Filter the listing and keep only the lines with the word "course".
======== RECORD EXCERPTS ========
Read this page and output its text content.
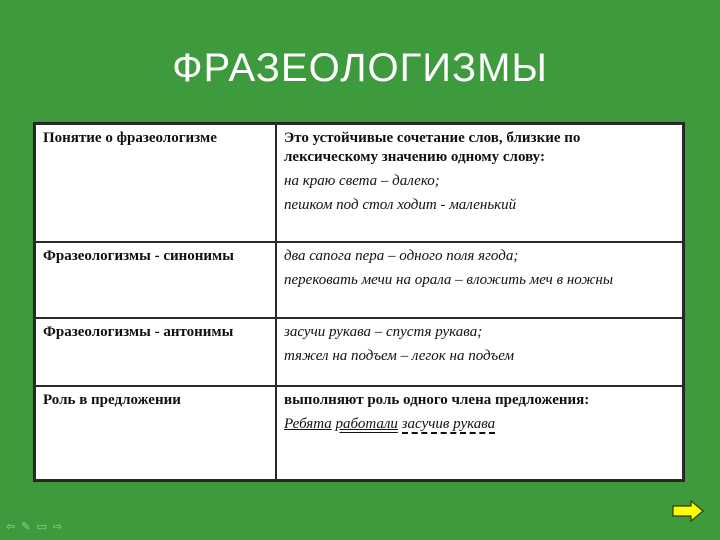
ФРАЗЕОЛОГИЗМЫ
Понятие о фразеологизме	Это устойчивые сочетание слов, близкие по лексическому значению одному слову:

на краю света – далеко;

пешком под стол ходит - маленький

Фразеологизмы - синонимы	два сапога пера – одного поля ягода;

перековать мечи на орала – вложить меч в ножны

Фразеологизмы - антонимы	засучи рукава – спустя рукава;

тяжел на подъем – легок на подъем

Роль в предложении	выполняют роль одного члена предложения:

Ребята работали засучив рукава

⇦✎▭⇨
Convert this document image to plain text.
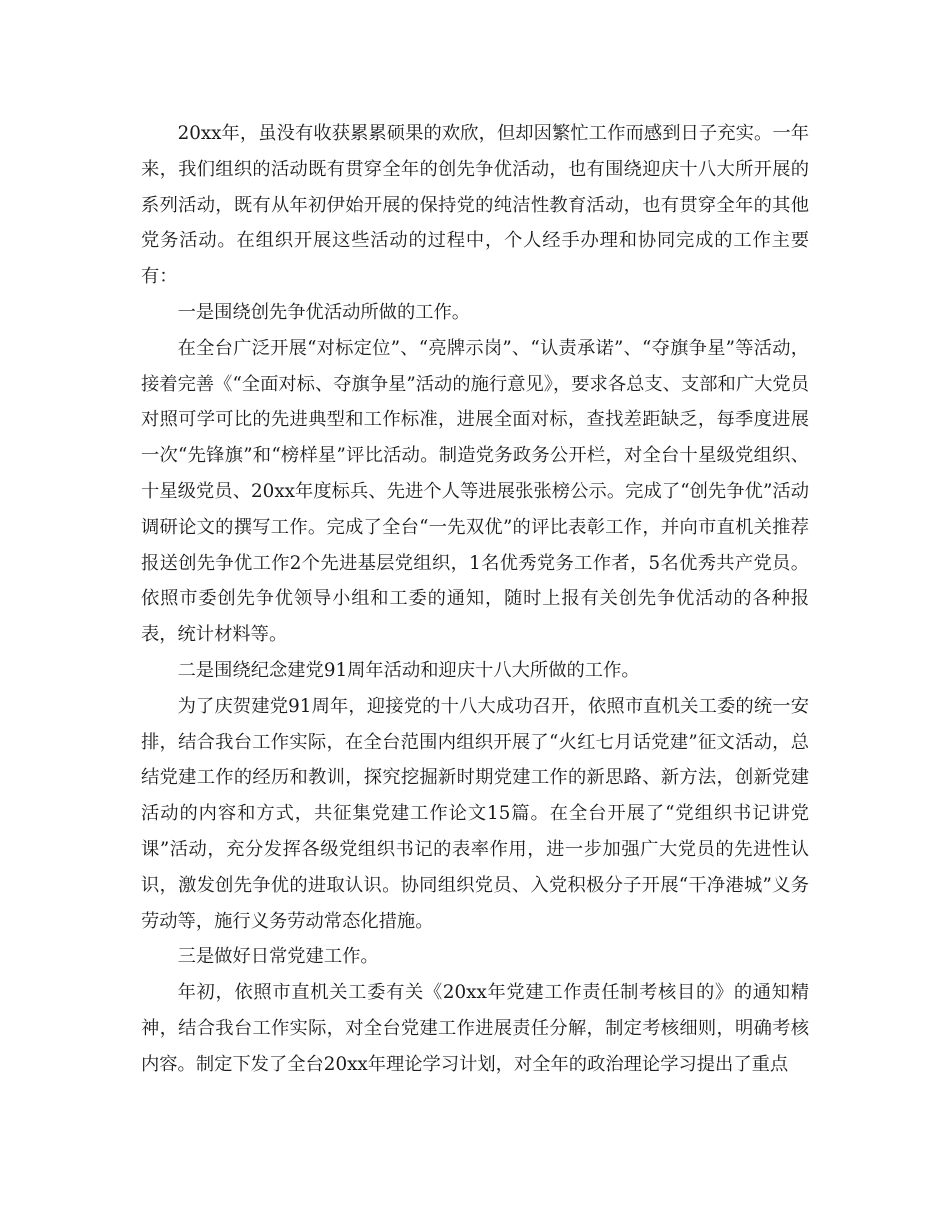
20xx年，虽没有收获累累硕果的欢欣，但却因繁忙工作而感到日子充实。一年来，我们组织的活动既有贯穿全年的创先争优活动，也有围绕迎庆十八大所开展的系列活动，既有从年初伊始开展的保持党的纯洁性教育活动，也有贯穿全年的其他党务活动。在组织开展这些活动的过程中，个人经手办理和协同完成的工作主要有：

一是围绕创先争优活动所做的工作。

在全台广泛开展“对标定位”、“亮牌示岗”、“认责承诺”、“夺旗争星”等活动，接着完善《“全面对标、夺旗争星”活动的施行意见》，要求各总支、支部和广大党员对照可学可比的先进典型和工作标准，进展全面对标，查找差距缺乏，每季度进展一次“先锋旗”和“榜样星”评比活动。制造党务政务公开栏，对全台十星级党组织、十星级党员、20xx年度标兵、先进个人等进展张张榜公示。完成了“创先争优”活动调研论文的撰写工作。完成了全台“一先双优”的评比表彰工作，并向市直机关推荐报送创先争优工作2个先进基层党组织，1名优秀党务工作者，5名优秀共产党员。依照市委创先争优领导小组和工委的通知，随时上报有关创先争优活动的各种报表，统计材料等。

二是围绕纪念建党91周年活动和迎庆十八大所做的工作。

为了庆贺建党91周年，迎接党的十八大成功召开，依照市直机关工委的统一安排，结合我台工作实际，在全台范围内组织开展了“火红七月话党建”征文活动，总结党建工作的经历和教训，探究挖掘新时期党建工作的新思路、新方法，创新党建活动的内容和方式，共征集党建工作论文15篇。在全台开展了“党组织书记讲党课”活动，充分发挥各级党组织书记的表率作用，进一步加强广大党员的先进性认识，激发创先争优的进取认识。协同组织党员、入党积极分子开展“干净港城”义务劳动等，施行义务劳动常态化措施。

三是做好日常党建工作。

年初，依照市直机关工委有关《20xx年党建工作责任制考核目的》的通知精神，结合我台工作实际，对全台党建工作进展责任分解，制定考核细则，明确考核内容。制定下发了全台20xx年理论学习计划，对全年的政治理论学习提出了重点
========
======== RECORD EXCERPTS ========
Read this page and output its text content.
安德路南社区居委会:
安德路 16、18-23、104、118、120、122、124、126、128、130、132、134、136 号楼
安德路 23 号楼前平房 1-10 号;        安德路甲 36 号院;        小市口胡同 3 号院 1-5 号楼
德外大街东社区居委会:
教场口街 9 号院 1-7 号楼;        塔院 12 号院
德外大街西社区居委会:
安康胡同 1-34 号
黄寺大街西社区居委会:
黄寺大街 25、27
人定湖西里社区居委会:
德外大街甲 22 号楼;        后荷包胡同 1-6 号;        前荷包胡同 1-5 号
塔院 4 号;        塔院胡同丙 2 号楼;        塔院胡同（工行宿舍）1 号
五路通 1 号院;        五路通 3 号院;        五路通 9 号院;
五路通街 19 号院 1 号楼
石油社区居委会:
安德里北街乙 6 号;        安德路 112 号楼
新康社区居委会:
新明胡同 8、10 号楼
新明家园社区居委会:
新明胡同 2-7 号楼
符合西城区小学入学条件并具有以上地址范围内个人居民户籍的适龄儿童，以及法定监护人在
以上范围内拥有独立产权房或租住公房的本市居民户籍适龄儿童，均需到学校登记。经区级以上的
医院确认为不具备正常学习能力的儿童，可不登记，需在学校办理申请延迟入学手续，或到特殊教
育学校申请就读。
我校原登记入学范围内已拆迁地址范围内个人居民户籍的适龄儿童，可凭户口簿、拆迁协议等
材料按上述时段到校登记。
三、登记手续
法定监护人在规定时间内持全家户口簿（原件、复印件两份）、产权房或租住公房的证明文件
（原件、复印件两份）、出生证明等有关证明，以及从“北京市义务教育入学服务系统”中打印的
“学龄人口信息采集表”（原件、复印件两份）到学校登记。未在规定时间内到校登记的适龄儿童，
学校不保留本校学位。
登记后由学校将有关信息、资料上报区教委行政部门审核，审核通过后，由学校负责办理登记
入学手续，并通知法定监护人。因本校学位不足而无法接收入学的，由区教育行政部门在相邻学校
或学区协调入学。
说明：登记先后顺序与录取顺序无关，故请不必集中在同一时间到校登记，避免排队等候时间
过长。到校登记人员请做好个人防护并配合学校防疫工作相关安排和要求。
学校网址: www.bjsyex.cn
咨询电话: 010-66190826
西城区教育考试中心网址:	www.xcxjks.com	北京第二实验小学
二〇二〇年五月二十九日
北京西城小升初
========
======== RECORD EXCERPTS ========
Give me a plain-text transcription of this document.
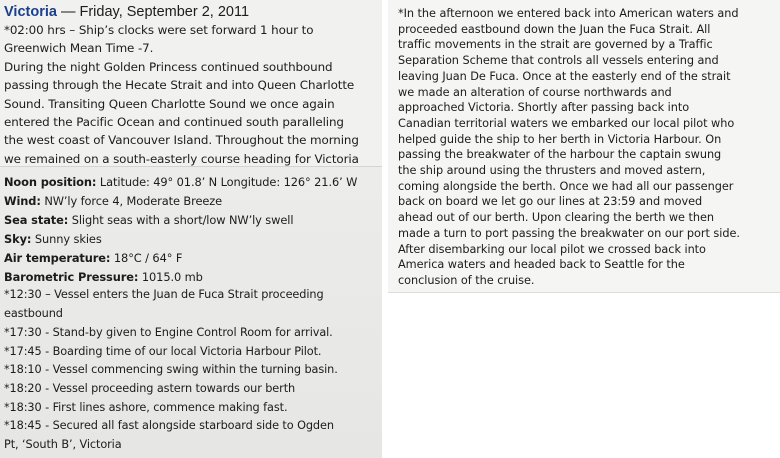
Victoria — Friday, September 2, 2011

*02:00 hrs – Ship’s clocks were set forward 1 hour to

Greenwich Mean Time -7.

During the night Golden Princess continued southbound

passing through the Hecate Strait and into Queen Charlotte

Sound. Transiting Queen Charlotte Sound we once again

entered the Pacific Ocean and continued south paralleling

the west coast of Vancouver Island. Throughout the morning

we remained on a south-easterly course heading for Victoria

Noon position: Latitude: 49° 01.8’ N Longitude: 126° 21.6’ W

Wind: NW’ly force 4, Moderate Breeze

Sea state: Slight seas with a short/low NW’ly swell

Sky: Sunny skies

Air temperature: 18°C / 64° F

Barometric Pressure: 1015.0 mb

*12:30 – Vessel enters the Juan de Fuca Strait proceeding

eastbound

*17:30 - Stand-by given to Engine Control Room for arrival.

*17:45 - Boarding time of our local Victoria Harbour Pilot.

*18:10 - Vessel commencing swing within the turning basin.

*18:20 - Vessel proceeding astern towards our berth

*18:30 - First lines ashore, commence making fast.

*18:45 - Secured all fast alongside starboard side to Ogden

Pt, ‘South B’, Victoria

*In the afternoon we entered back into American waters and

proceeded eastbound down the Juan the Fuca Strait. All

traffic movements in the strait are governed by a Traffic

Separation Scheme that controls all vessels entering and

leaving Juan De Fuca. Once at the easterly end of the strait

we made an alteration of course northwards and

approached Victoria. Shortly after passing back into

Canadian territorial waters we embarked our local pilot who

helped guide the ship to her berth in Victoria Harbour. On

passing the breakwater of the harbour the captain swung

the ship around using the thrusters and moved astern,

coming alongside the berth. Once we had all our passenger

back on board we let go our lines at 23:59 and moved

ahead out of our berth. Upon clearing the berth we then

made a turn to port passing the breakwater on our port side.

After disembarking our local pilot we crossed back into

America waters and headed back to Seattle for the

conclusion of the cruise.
========
**TASK RESPONSE:**
we remained on a south-easterly course heading for Victoria
we made an alteration of course northwards and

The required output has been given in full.